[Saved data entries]
[START]
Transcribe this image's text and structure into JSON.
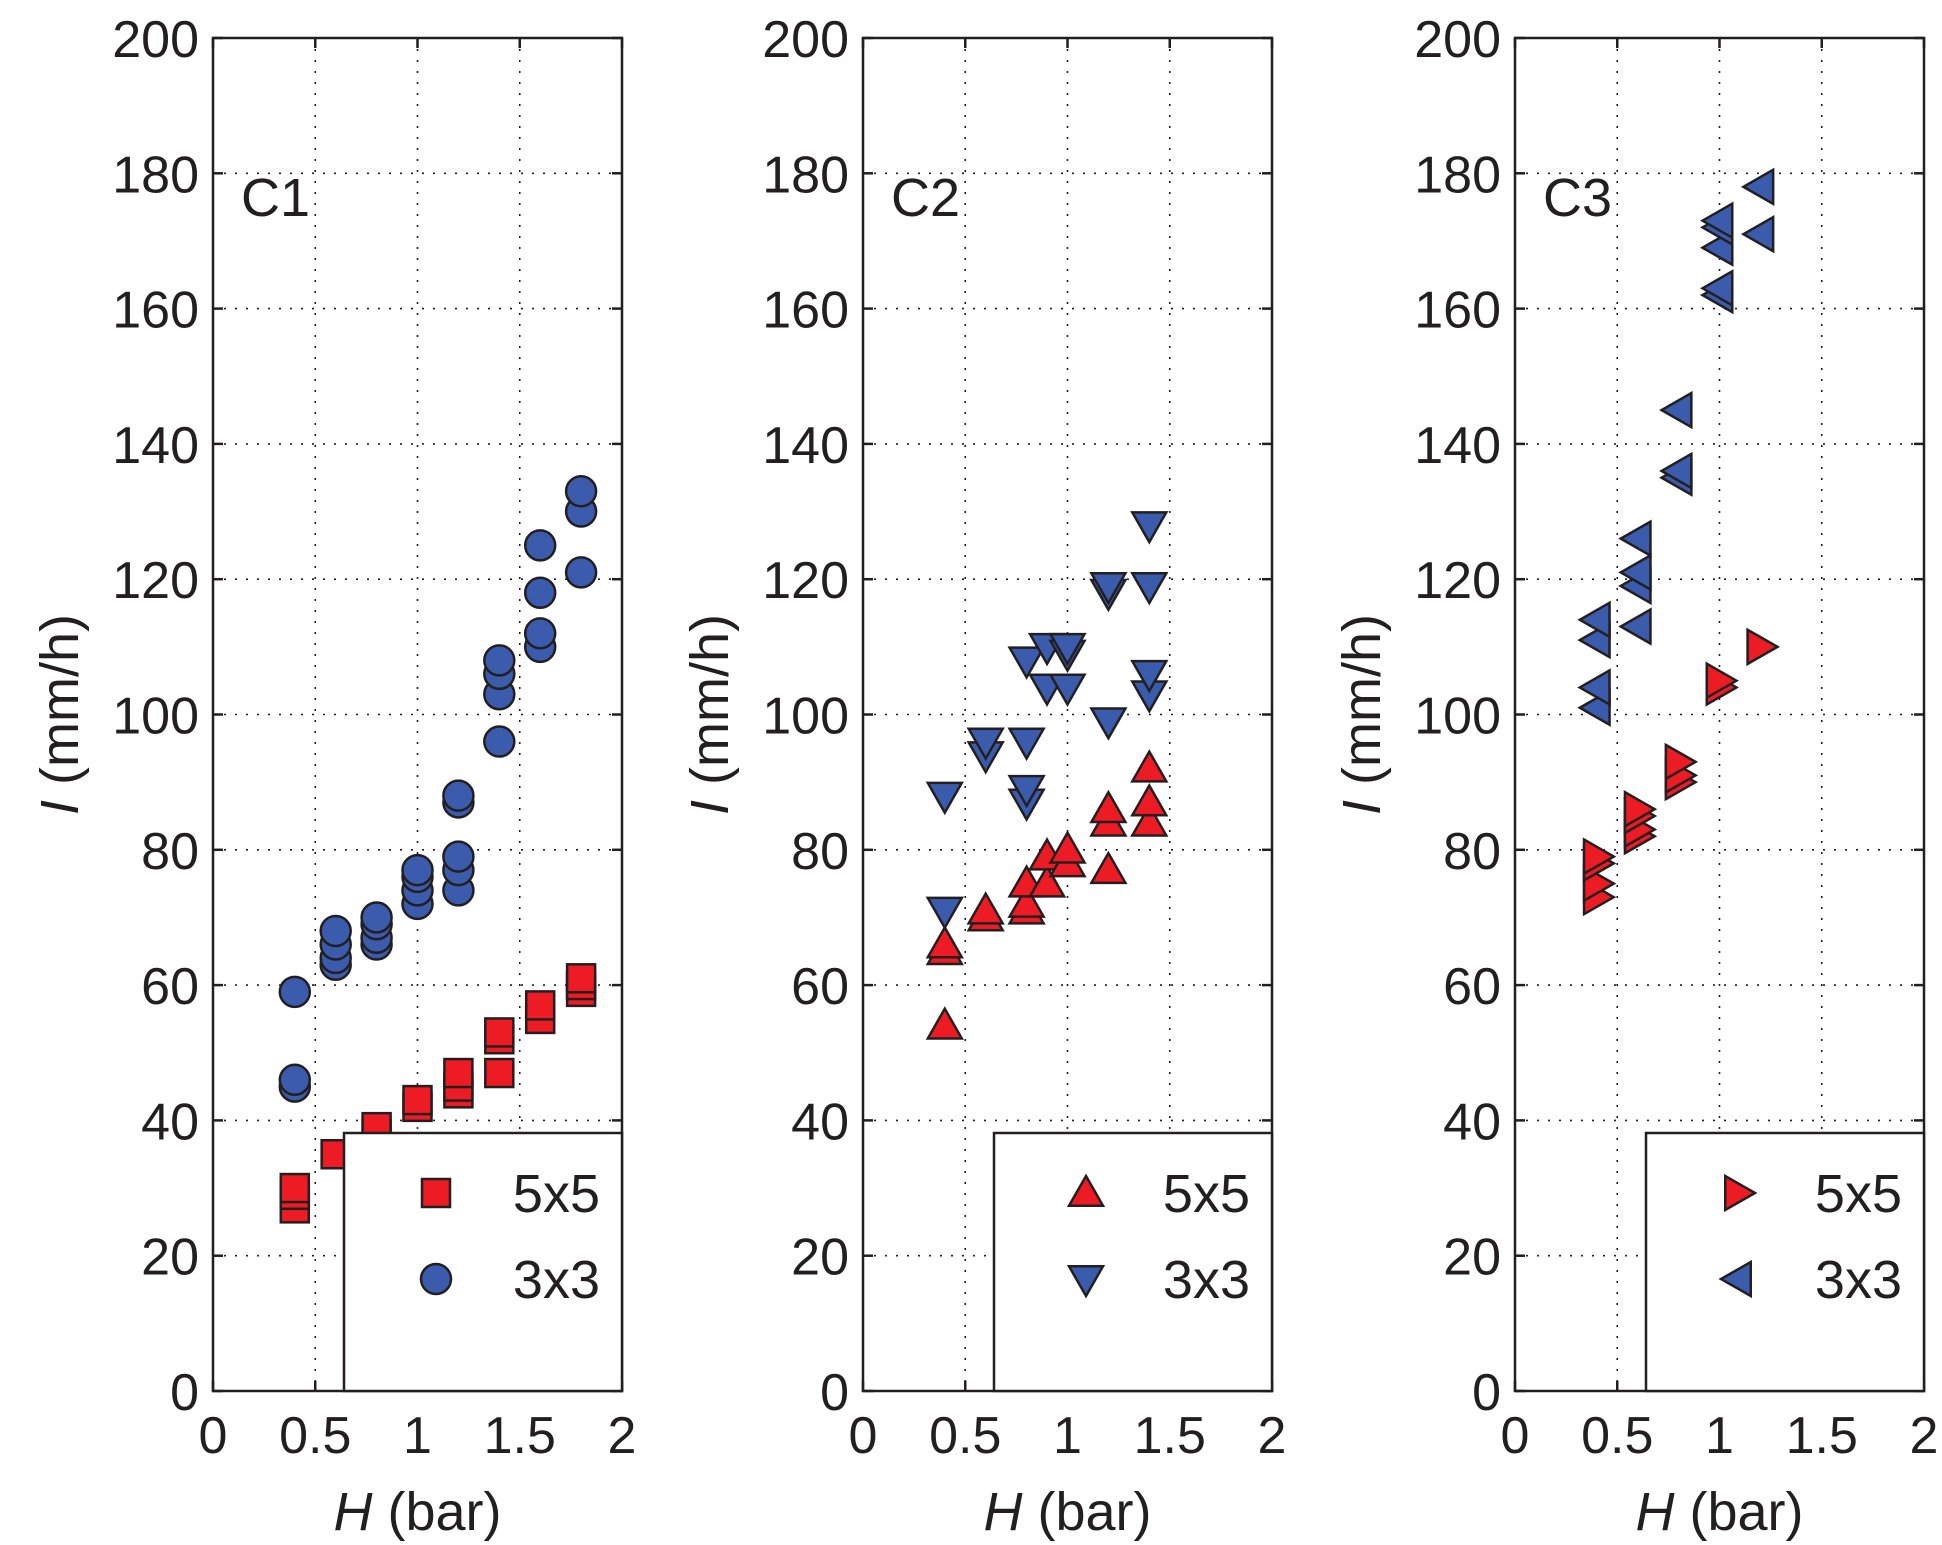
{
  "chart_data": [
    {
      "type": "scatter",
      "panel_label": "C1",
      "xlabel": {
        "symbol": "H",
        "unit": " (bar)"
      },
      "ylabel": {
        "symbol": "I",
        "unit": " (mm/h)"
      },
      "xlim": [
        0,
        2
      ],
      "ylim": [
        0,
        200
      ],
      "xticks": [
        "0",
        "0.5",
        "1",
        "1.5",
        "2"
      ],
      "yticks": [
        "0",
        "20",
        "40",
        "60",
        "80",
        "100",
        "120",
        "140",
        "160",
        "180",
        "200"
      ],
      "grid": true,
      "legend_position": "bottom-right",
      "series": [
        {
          "name": "5x5",
          "marker": "square",
          "color": "#ed1c24",
          "points": [
            [
              0.4,
              27
            ],
            [
              0.4,
              29
            ],
            [
              0.4,
              30
            ],
            [
              0.6,
              35
            ],
            [
              0.6,
              35
            ],
            [
              0.8,
              38
            ],
            [
              0.8,
              39
            ],
            [
              1.0,
              42
            ],
            [
              1.0,
              43
            ],
            [
              1.2,
              44
            ],
            [
              1.2,
              45
            ],
            [
              1.2,
              47
            ],
            [
              1.4,
              47
            ],
            [
              1.4,
              52
            ],
            [
              1.4,
              53
            ],
            [
              1.6,
              55
            ],
            [
              1.6,
              57
            ],
            [
              1.8,
              59
            ],
            [
              1.8,
              60
            ],
            [
              1.8,
              61
            ]
          ]
        },
        {
          "name": "3x3",
          "marker": "circle",
          "color": "#3b5cad",
          "points": [
            [
              0.4,
              45
            ],
            [
              0.4,
              46
            ],
            [
              0.4,
              59
            ],
            [
              0.6,
              63
            ],
            [
              0.6,
              64
            ],
            [
              0.6,
              66
            ],
            [
              0.6,
              68
            ],
            [
              0.8,
              66
            ],
            [
              0.8,
              67
            ],
            [
              0.8,
              69
            ],
            [
              0.8,
              70
            ],
            [
              1.0,
              72
            ],
            [
              1.0,
              74
            ],
            [
              1.0,
              76
            ],
            [
              1.0,
              77
            ],
            [
              1.2,
              74
            ],
            [
              1.2,
              77
            ],
            [
              1.2,
              79
            ],
            [
              1.2,
              87
            ],
            [
              1.2,
              88
            ],
            [
              1.4,
              96
            ],
            [
              1.4,
              103
            ],
            [
              1.4,
              106
            ],
            [
              1.4,
              108
            ],
            [
              1.6,
              110
            ],
            [
              1.6,
              112
            ],
            [
              1.6,
              118
            ],
            [
              1.6,
              125
            ],
            [
              1.8,
              121
            ],
            [
              1.8,
              130
            ],
            [
              1.8,
              133
            ]
          ]
        }
      ]
    },
    {
      "type": "scatter",
      "panel_label": "C2",
      "xlabel": {
        "symbol": "H",
        "unit": " (bar)"
      },
      "ylabel": {
        "symbol": "I",
        "unit": " (mm/h)"
      },
      "xlim": [
        0,
        2
      ],
      "ylim": [
        0,
        200
      ],
      "xticks": [
        "0",
        "0.5",
        "1",
        "1.5",
        "2"
      ],
      "yticks": [
        "0",
        "20",
        "40",
        "60",
        "80",
        "100",
        "120",
        "140",
        "160",
        "180",
        "200"
      ],
      "grid": true,
      "legend_position": "bottom-right",
      "series": [
        {
          "name": "5x5",
          "marker": "triangle-up",
          "color": "#ed1c24",
          "points": [
            [
              0.4,
              54
            ],
            [
              0.4,
              65
            ],
            [
              0.4,
              66
            ],
            [
              0.6,
              70
            ],
            [
              0.6,
              71
            ],
            [
              0.8,
              71
            ],
            [
              0.8,
              72
            ],
            [
              0.8,
              75
            ],
            [
              0.9,
              75
            ],
            [
              0.9,
              79
            ],
            [
              1.0,
              78
            ],
            [
              1.0,
              80
            ],
            [
              1.2,
              77
            ],
            [
              1.2,
              84
            ],
            [
              1.2,
              86
            ],
            [
              1.4,
              84
            ],
            [
              1.4,
              87
            ],
            [
              1.4,
              92
            ]
          ]
        },
        {
          "name": "3x3",
          "marker": "triangle-down",
          "color": "#3b5cad",
          "points": [
            [
              0.4,
              71
            ],
            [
              0.4,
              88
            ],
            [
              0.6,
              94
            ],
            [
              0.6,
              96
            ],
            [
              0.8,
              87
            ],
            [
              0.8,
              89
            ],
            [
              0.8,
              96
            ],
            [
              0.8,
              108
            ],
            [
              0.9,
              104
            ],
            [
              0.9,
              110
            ],
            [
              1.0,
              104
            ],
            [
              1.0,
              109
            ],
            [
              1.0,
              110
            ],
            [
              1.2,
              99
            ],
            [
              1.2,
              118
            ],
            [
              1.2,
              119
            ],
            [
              1.4,
              103
            ],
            [
              1.4,
              106
            ],
            [
              1.4,
              119
            ],
            [
              1.4,
              128
            ]
          ]
        }
      ]
    },
    {
      "type": "scatter",
      "panel_label": "C3",
      "xlabel": {
        "symbol": "H",
        "unit": " (bar)"
      },
      "ylabel": {
        "symbol": "I",
        "unit": " (mm/h)"
      },
      "xlim": [
        0,
        2
      ],
      "ylim": [
        0,
        200
      ],
      "xticks": [
        "0",
        "0.5",
        "1",
        "1.5",
        "2"
      ],
      "yticks": [
        "0",
        "20",
        "40",
        "60",
        "80",
        "100",
        "120",
        "140",
        "160",
        "180",
        "200"
      ],
      "grid": true,
      "legend_position": "bottom-right",
      "series": [
        {
          "name": "5x5",
          "marker": "triangle-right",
          "color": "#ed1c24",
          "points": [
            [
              0.4,
              73
            ],
            [
              0.4,
              75
            ],
            [
              0.4,
              78
            ],
            [
              0.4,
              79
            ],
            [
              0.6,
              82
            ],
            [
              0.6,
              83
            ],
            [
              0.6,
              85
            ],
            [
              0.6,
              86
            ],
            [
              0.8,
              90
            ],
            [
              0.8,
              91
            ],
            [
              0.8,
              93
            ],
            [
              1.0,
              104
            ],
            [
              1.0,
              105
            ],
            [
              1.2,
              110
            ],
            [
              1.2,
              110
            ]
          ]
        },
        {
          "name": "3x3",
          "marker": "triangle-left",
          "color": "#3b5cad",
          "points": [
            [
              0.4,
              101
            ],
            [
              0.4,
              104
            ],
            [
              0.4,
              111
            ],
            [
              0.4,
              114
            ],
            [
              0.6,
              113
            ],
            [
              0.6,
              119
            ],
            [
              0.6,
              121
            ],
            [
              0.6,
              126
            ],
            [
              0.8,
              135
            ],
            [
              0.8,
              136
            ],
            [
              0.8,
              145
            ],
            [
              1.0,
              162
            ],
            [
              1.0,
              163
            ],
            [
              1.0,
              169
            ],
            [
              1.0,
              172
            ],
            [
              1.0,
              173
            ],
            [
              1.2,
              171
            ],
            [
              1.2,
              178
            ]
          ]
        }
      ]
    }
  ]
}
[END]
### Goal
Return all of the data exactly as written, and drop the pictures.

### Result
Transcribe this image's text and structure into JSON.
{
  "chart_data": [
    {
      "type": "scatter",
      "panel_label": "C1",
      "xlabel": {
        "symbol": "H",
        "unit": " (bar)"
      },
      "ylabel": {
        "symbol": "I",
        "unit": " (mm/h)"
      },
      "xlim": [
        0,
        2
      ],
      "ylim": [
        0,
        200
      ],
      "xticks": [
        "0",
        "0.5",
        "1",
        "1.5",
        "2"
      ],
      "yticks": [
        "0",
        "20",
        "40",
        "60",
        "80",
        "100",
        "120",
        "140",
        "160",
        "180",
        "200"
      ],
      "grid": true,
      "legend_position": "bottom-right",
      "series": [
        {
          "name": "5x5",
          "marker": "square",
          "color": "#ed1c24",
          "points": [
            [
              0.4,
              27
            ],
            [
              0.4,
              29
            ],
            [
              0.4,
              30
            ],
            [
              0.6,
              35
            ],
            [
              0.6,
              35
            ],
            [
              0.8,
              38
            ],
            [
              0.8,
              39
            ],
            [
              1.0,
              42
            ],
            [
              1.0,
              43
            ],
            [
              1.2,
              44
            ],
            [
              1.2,
              45
            ],
            [
              1.2,
              47
            ],
            [
              1.4,
              47
            ],
            [
              1.4,
              52
            ],
            [
              1.4,
              53
            ],
            [
              1.6,
              55
            ],
            [
              1.6,
              57
            ],
            [
              1.8,
              59
            ],
            [
              1.8,
              60
            ],
            [
              1.8,
              61
            ]
          ]
        },
        {
          "name": "3x3",
          "marker": "circle",
          "color": "#3b5cad",
          "points": [
            [
              0.4,
              45
            ],
            [
              0.4,
              46
            ],
            [
              0.4,
              59
            ],
            [
              0.6,
              63
            ],
            [
              0.6,
              64
            ],
            [
              0.6,
              66
            ],
            [
              0.6,
              68
            ],
            [
              0.8,
              66
            ],
            [
              0.8,
              67
            ],
            [
              0.8,
              69
            ],
            [
              0.8,
              70
            ],
            [
              1.0,
              72
            ],
            [
              1.0,
              74
            ],
            [
              1.0,
              76
            ],
            [
              1.0,
              77
            ],
            [
              1.2,
              74
            ],
            [
              1.2,
              77
            ],
            [
              1.2,
              79
            ],
            [
              1.2,
              87
            ],
            [
              1.2,
              88
            ],
            [
              1.4,
              96
            ],
            [
              1.4,
              103
            ],
            [
              1.4,
              106
            ],
            [
              1.4,
              108
            ],
            [
              1.6,
              110
            ],
            [
              1.6,
              112
            ],
            [
              1.6,
              118
            ],
            [
              1.6,
              125
            ],
            [
              1.8,
              121
            ],
            [
              1.8,
              130
            ],
            [
              1.8,
              133
            ]
          ]
        }
      ]
    },
    {
      "type": "scatter",
      "panel_label": "C2",
      "xlabel": {
        "symbol": "H",
        "unit": " (bar)"
      },
      "ylabel": {
        "symbol": "I",
        "unit": " (mm/h)"
      },
      "xlim": [
        0,
        2
      ],
      "ylim": [
        0,
        200
      ],
      "xticks": [
        "0",
        "0.5",
        "1",
        "1.5",
        "2"
      ],
      "yticks": [
        "0",
        "20",
        "40",
        "60",
        "80",
        "100",
        "120",
        "140",
        "160",
        "180",
        "200"
      ],
      "grid": true,
      "legend_position": "bottom-right",
      "series": [
        {
          "name": "5x5",
          "marker": "triangle-up",
          "color": "#ed1c24",
          "points": [
            [
              0.4,
              54
            ],
            [
              0.4,
              65
            ],
            [
              0.4,
              66
            ],
            [
              0.6,
              70
            ],
            [
              0.6,
              71
            ],
            [
              0.8,
              71
            ],
            [
              0.8,
              72
            ],
            [
              0.8,
              75
            ],
            [
              0.9,
              75
            ],
            [
              0.9,
              79
            ],
            [
              1.0,
              78
            ],
            [
              1.0,
              80
            ],
            [
              1.2,
              77
            ],
            [
              1.2,
              84
            ],
            [
              1.2,
              86
            ],
            [
              1.4,
              84
            ],
            [
              1.4,
              87
            ],
            [
              1.4,
              92
            ]
          ]
        },
        {
          "name": "3x3",
          "marker": "triangle-down",
          "color": "#3b5cad",
          "points": [
            [
              0.4,
              71
            ],
            [
              0.4,
              88
            ],
            [
              0.6,
              94
            ],
            [
              0.6,
              96
            ],
            [
              0.8,
              87
            ],
            [
              0.8,
              89
            ],
            [
              0.8,
              96
            ],
            [
              0.8,
              108
            ],
            [
              0.9,
              104
            ],
            [
              0.9,
              110
            ],
            [
              1.0,
              104
            ],
            [
              1.0,
              109
            ],
            [
              1.0,
              110
            ],
            [
              1.2,
              99
            ],
            [
              1.2,
              118
            ],
            [
              1.2,
              119
            ],
            [
              1.4,
              103
            ],
            [
              1.4,
              106
            ],
            [
              1.4,
              119
            ],
            [
              1.4,
              128
            ]
          ]
        }
      ]
    },
    {
      "type": "scatter",
      "panel_label": "C3",
      "xlabel": {
        "symbol": "H",
        "unit": " (bar)"
      },
      "ylabel": {
        "symbol": "I",
        "unit": " (mm/h)"
      },
      "xlim": [
        0,
        2
      ],
      "ylim": [
        0,
        200
      ],
      "xticks": [
        "0",
        "0.5",
        "1",
        "1.5",
        "2"
      ],
      "yticks": [
        "0",
        "20",
        "40",
        "60",
        "80",
        "100",
        "120",
        "140",
        "160",
        "180",
        "200"
      ],
      "grid": true,
      "legend_position": "bottom-right",
      "series": [
        {
          "name": "5x5",
          "marker": "triangle-right",
          "color": "#ed1c24",
          "points": [
            [
              0.4,
              73
            ],
            [
              0.4,
              75
            ],
            [
              0.4,
              78
            ],
            [
              0.4,
              79
            ],
            [
              0.6,
              82
            ],
            [
              0.6,
              83
            ],
            [
              0.6,
              85
            ],
            [
              0.6,
              86
            ],
            [
              0.8,
              90
            ],
            [
              0.8,
              91
            ],
            [
              0.8,
              93
            ],
            [
              1.0,
              104
            ],
            [
              1.0,
              105
            ],
            [
              1.2,
              110
            ],
            [
              1.2,
              110
            ]
          ]
        },
        {
          "name": "3x3",
          "marker": "triangle-left",
          "color": "#3b5cad",
          "points": [
            [
              0.4,
              101
            ],
            [
              0.4,
              104
            ],
            [
              0.4,
              111
            ],
            [
              0.4,
              114
            ],
            [
              0.6,
              113
            ],
            [
              0.6,
              119
            ],
            [
              0.6,
              121
            ],
            [
              0.6,
              126
            ],
            [
              0.8,
              135
            ],
            [
              0.8,
              136
            ],
            [
              0.8,
              145
            ],
            [
              1.0,
              162
            ],
            [
              1.0,
              163
            ],
            [
              1.0,
              169
            ],
            [
              1.0,
              172
            ],
            [
              1.0,
              173
            ],
            [
              1.2,
              171
            ],
            [
              1.2,
              178
            ]
          ]
        }
      ]
    }
  ]
}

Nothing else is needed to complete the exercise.